▸ SOURCE MATERIAL
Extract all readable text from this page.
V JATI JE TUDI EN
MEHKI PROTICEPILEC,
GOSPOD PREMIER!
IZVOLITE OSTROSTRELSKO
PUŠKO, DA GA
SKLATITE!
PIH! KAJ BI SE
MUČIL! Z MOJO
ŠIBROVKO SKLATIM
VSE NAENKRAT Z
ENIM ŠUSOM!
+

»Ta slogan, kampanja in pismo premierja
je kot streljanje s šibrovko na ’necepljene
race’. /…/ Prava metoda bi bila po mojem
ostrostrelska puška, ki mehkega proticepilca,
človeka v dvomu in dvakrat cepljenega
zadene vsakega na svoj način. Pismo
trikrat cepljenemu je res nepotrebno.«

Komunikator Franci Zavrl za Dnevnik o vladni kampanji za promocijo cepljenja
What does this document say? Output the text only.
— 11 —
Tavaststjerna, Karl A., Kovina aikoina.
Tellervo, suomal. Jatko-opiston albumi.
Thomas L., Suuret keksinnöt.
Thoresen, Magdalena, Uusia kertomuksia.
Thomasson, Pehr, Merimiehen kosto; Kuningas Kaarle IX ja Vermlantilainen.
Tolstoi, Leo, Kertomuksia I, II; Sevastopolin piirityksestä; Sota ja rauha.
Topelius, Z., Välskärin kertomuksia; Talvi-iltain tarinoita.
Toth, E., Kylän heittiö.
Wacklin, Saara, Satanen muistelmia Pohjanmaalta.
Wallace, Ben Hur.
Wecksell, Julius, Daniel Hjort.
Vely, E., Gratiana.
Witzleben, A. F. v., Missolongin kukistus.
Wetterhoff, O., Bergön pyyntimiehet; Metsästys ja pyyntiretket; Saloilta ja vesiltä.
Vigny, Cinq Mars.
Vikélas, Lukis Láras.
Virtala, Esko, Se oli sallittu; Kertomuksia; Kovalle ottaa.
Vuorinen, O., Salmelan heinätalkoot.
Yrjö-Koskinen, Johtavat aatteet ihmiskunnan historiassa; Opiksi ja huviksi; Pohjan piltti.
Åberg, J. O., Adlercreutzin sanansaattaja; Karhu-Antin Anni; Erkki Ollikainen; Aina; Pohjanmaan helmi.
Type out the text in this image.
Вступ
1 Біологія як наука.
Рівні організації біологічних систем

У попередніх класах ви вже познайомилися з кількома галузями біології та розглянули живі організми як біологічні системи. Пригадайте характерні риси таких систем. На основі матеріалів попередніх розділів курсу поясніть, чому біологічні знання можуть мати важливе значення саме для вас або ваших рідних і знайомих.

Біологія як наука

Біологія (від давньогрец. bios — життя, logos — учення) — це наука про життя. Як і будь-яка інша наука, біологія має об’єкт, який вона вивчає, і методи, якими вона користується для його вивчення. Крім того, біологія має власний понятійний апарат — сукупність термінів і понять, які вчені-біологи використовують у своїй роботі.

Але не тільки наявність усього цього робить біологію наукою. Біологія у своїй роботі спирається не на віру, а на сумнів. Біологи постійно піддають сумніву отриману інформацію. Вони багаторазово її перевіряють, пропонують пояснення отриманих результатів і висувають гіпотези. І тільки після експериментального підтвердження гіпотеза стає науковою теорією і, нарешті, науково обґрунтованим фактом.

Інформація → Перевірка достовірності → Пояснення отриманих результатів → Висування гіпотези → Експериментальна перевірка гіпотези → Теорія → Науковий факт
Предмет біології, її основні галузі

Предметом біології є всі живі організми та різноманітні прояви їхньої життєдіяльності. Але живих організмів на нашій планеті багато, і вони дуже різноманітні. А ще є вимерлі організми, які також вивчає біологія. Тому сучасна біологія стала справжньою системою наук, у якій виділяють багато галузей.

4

▸ EXERCISE DESCRIPTION
Transcribe each record exactly. Leave nothing out.

▸ FINAL RESULT
Extract all readable text from this page.
V JATI JE TUDI EN
MEHKI PROTICEPILEC,
GOSPOD PREMIER!
IZVOLITE OSTROSTRELSKO
PUŠKO, DA GA
SKLATITE!
PIH! KAJ BI SE
MUČIL! Z MOJO
ŠIBROVKO SKLATIM
VSE NAENKRAT Z
ENIM ŠUSOM!
+

»Ta slogan, kampanja in pismo premierja
je kot streljanje s šibrovko na ’necepljene
race’. /…/ Prava metoda bi bila po mojem
ostrostrelska puška, ki mehkega proticepilca,
človeka v dvomu in dvakrat cepljenega
zadene vsakega na svoj način. Pismo
trikrat cepljenemu je res nepotrebno.«

Komunikator Franci Zavrl za Dnevnik o vladni kampanji za promocijo cepljenja
What does this document say? Output the text only.
— 11 —
Tavaststjerna, Karl A., Kovina aikoina.
Tellervo, suomal. Jatko-opiston albumi.
Thomas L., Suuret keksinnöt.
Thoresen, Magdalena, Uusia kertomuksia.
Thomasson, Pehr, Merimiehen kosto; Kuningas Kaarle IX ja Vermlantilainen.
Tolstoi, Leo, Kertomuksia I, II; Sevastopolin piirityksestä; Sota ja rauha.
Topelius, Z., Välskärin kertomuksia; Talvi-iltain tarinoita.
Toth, E., Kylän heittiö.
Wacklin, Saara, Satanen muistelmia Pohjanmaalta.
Wallace, Ben Hur.
Wecksell, Julius, Daniel Hjort.
Vely, E., Gratiana.
Witzleben, A. F. v., Missolongin kukistus.
Wetterhoff, O., Bergön pyyntimiehet; Metsästys ja pyyntiretket; Saloilta ja vesiltä.
Vigny, Cinq Mars.
Vikélas, Lukis Láras.
Virtala, Esko, Se oli sallittu; Kertomuksia; Kovalle ottaa.
Vuorinen, O., Salmelan heinätalkoot.
Yrjö-Koskinen, Johtavat aatteet ihmiskunnan historiassa; Opiksi ja huviksi; Pohjan piltti.
Åberg, J. O., Adlercreutzin sanansaattaja; Karhu-Antin Anni; Erkki Ollikainen; Aina; Pohjanmaan helmi.
Type out the text in this image.
Вступ
1 Біологія як наука.
Рівні організації біологічних систем

У попередніх класах ви вже познайомилися з кількома галузями біології та розглянули живі організми як біологічні системи. Пригадайте характерні риси таких систем. На основі матеріалів попередніх розділів курсу поясніть, чому біологічні знання можуть мати важливе значення саме для вас або ваших рідних і знайомих.

Біологія як наука

Біологія (від давньогрец. bios — життя, logos — учення) — це наука про життя. Як і будь-яка інша наука, біологія має об’єкт, який вона вивчає, і методи, якими вона користується для його вивчення. Крім того, біологія має власний понятійний апарат — сукупність термінів і понять, які вчені-біологи використовують у своїй роботі.

Але не тільки наявність усього цього робить біологію наукою. Біологія у своїй роботі спирається не на віру, а на сумнів. Біологи постійно піддають сумніву отриману інформацію. Вони багаторазово її перевіряють, пропонують пояснення отриманих результатів і висувають гіпотези. І тільки після експериментального підтвердження гіпотеза стає науковою теорією і, нарешті, науково обґрунтованим фактом.

Інформація → Перевірка достовірності → Пояснення отриманих результатів → Висування гіпотези → Експериментальна перевірка гіпотези → Теорія → Науковий факт
Предмет біології, її основні галузі

Предметом біології є всі живі організми та різноманітні прояви їхньої життєдіяльності. Але живих організмів на нашій планеті багато, і вони дуже різноманітні. А ще є вимерлі організми, які також вивчає біологія. Тому сучасна біологія стала справжньою системою наук, у якій виділяють багато галузей.

4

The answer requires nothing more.